**What you need to do:**
Output the records. Match them exactly.

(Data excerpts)
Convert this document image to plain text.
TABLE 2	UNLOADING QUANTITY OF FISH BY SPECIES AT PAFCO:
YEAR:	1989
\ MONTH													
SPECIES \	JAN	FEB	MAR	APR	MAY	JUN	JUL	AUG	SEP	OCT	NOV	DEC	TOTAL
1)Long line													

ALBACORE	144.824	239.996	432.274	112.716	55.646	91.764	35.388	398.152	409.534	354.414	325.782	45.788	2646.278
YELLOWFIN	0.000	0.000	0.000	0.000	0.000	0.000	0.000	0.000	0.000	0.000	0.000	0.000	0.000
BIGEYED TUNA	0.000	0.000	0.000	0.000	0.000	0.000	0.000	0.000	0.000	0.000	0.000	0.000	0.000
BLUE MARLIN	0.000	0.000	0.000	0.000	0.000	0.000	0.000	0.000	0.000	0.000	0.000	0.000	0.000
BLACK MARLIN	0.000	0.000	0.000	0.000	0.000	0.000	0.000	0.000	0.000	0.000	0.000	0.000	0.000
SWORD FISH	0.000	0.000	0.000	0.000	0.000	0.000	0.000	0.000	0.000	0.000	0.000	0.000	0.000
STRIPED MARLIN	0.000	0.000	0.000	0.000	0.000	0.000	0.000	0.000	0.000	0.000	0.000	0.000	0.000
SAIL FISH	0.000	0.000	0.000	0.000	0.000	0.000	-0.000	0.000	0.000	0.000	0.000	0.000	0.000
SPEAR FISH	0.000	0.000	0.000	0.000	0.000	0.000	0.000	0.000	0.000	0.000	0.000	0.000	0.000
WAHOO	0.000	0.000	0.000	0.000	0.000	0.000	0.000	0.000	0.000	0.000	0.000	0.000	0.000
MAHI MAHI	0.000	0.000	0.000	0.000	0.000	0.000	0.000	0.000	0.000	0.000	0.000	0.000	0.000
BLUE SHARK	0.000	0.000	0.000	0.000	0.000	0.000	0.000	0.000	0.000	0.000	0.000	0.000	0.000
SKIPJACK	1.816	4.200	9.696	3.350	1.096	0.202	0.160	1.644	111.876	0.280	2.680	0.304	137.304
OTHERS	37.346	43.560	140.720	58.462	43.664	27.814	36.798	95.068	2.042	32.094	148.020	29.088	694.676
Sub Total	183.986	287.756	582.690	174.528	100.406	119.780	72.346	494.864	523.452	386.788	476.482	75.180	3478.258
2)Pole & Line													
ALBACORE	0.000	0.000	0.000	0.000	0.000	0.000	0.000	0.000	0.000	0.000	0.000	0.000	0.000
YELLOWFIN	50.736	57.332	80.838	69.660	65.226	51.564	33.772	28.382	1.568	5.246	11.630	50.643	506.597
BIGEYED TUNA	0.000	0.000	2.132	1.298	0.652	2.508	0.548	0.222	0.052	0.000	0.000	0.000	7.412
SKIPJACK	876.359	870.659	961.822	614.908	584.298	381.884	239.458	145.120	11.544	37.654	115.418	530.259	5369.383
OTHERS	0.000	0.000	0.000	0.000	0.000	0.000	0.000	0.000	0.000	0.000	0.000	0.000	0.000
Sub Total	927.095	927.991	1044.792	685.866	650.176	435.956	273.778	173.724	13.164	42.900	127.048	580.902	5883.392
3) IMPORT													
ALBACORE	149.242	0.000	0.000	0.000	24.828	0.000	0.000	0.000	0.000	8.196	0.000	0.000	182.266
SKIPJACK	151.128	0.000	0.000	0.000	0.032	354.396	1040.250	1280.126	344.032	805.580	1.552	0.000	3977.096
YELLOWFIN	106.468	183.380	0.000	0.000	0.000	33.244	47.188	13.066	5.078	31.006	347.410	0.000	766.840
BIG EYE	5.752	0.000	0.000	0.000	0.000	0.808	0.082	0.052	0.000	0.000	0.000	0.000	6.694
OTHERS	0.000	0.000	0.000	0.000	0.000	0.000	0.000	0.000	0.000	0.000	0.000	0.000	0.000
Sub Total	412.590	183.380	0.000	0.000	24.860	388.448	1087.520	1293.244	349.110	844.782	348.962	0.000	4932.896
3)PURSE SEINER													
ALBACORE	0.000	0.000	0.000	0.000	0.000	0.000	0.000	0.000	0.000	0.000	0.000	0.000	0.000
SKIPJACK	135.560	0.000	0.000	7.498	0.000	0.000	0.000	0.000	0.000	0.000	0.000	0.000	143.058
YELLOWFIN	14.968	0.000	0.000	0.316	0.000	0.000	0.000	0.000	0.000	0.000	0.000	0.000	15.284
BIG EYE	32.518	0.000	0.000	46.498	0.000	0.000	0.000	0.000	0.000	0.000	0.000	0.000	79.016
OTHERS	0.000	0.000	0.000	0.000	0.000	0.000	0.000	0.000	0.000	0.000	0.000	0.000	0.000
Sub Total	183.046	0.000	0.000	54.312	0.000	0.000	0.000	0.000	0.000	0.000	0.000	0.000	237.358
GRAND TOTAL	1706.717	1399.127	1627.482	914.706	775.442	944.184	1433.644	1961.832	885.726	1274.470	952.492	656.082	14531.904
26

**Written answer:**
Convert this document image to plain text.
TABLE 2	UNLOADING QUANTITY OF FISH BY SPECIES AT PAFCO:
YEAR:	1989
\ MONTH													
SPECIES \	JAN	FEB	MAR	APR	MAY	JUN	JUL	AUG	SEP	OCT	NOV	DEC	TOTAL
1)Long line													

ALBACORE	144.824	239.996	432.274	112.716	55.646	91.764	35.388	398.152	409.534	354.414	325.782	45.788	2646.278
YELLOWFIN	0.000	0.000	0.000	0.000	0.000	0.000	0.000	0.000	0.000	0.000	0.000	0.000	0.000
BIGEYED TUNA	0.000	0.000	0.000	0.000	0.000	0.000	0.000	0.000	0.000	0.000	0.000	0.000	0.000
BLUE MARLIN	0.000	0.000	0.000	0.000	0.000	0.000	0.000	0.000	0.000	0.000	0.000	0.000	0.000
BLACK MARLIN	0.000	0.000	0.000	0.000	0.000	0.000	0.000	0.000	0.000	0.000	0.000	0.000	0.000
SWORD FISH	0.000	0.000	0.000	0.000	0.000	0.000	0.000	0.000	0.000	0.000	0.000	0.000	0.000
STRIPED MARLIN	0.000	0.000	0.000	0.000	0.000	0.000	0.000	0.000	0.000	0.000	0.000	0.000	0.000
SAIL FISH	0.000	0.000	0.000	0.000	0.000	0.000	-0.000	0.000	0.000	0.000	0.000	0.000	0.000
SPEAR FISH	0.000	0.000	0.000	0.000	0.000	0.000	0.000	0.000	0.000	0.000	0.000	0.000	0.000
WAHOO	0.000	0.000	0.000	0.000	0.000	0.000	0.000	0.000	0.000	0.000	0.000	0.000	0.000
MAHI MAHI	0.000	0.000	0.000	0.000	0.000	0.000	0.000	0.000	0.000	0.000	0.000	0.000	0.000
BLUE SHARK	0.000	0.000	0.000	0.000	0.000	0.000	0.000	0.000	0.000	0.000	0.000	0.000	0.000
SKIPJACK	1.816	4.200	9.696	3.350	1.096	0.202	0.160	1.644	111.876	0.280	2.680	0.304	137.304
OTHERS	37.346	43.560	140.720	58.462	43.664	27.814	36.798	95.068	2.042	32.094	148.020	29.088	694.676
Sub Total	183.986	287.756	582.690	174.528	100.406	119.780	72.346	494.864	523.452	386.788	476.482	75.180	3478.258
2)Pole & Line													
ALBACORE	0.000	0.000	0.000	0.000	0.000	0.000	0.000	0.000	0.000	0.000	0.000	0.000	0.000
YELLOWFIN	50.736	57.332	80.838	69.660	65.226	51.564	33.772	28.382	1.568	5.246	11.630	50.643	506.597
BIGEYED TUNA	0.000	0.000	2.132	1.298	0.652	2.508	0.548	0.222	0.052	0.000	0.000	0.000	7.412
SKIPJACK	876.359	870.659	961.822	614.908	584.298	381.884	239.458	145.120	11.544	37.654	115.418	530.259	5369.383
OTHERS	0.000	0.000	0.000	0.000	0.000	0.000	0.000	0.000	0.000	0.000	0.000	0.000	0.000
Sub Total	927.095	927.991	1044.792	685.866	650.176	435.956	273.778	173.724	13.164	42.900	127.048	580.902	5883.392
3) IMPORT													
ALBACORE	149.242	0.000	0.000	0.000	24.828	0.000	0.000	0.000	0.000	8.196	0.000	0.000	182.266
SKIPJACK	151.128	0.000	0.000	0.000	0.032	354.396	1040.250	1280.126	344.032	805.580	1.552	0.000	3977.096
YELLOWFIN	106.468	183.380	0.000	0.000	0.000	33.244	47.188	13.066	5.078	31.006	347.410	0.000	766.840
BIG EYE	5.752	0.000	0.000	0.000	0.000	0.808	0.082	0.052	0.000	0.000	0.000	0.000	6.694
OTHERS	0.000	0.000	0.000	0.000	0.000	0.000	0.000	0.000	0.000	0.000	0.000	0.000	0.000
Sub Total	412.590	183.380	0.000	0.000	24.860	388.448	1087.520	1293.244	349.110	844.782	348.962	0.000	4932.896
3)PURSE SEINER													
ALBACORE	0.000	0.000	0.000	0.000	0.000	0.000	0.000	0.000	0.000	0.000	0.000	0.000	0.000
SKIPJACK	135.560	0.000	0.000	7.498	0.000	0.000	0.000	0.000	0.000	0.000	0.000	0.000	143.058
YELLOWFIN	14.968	0.000	0.000	0.316	0.000	0.000	0.000	0.000	0.000	0.000	0.000	0.000	15.284
BIG EYE	32.518	0.000	0.000	46.498	0.000	0.000	0.000	0.000	0.000	0.000	0.000	0.000	79.016
OTHERS	0.000	0.000	0.000	0.000	0.000	0.000	0.000	0.000	0.000	0.000	0.000	0.000	0.000
Sub Total	183.046	0.000	0.000	54.312	0.000	0.000	0.000	0.000	0.000	0.000	0.000	0.000	237.358
GRAND TOTAL	1706.717	1399.127	1627.482	914.706	775.442	944.184	1433.644	1961.832	885.726	1274.470	952.492	656.082	14531.904
26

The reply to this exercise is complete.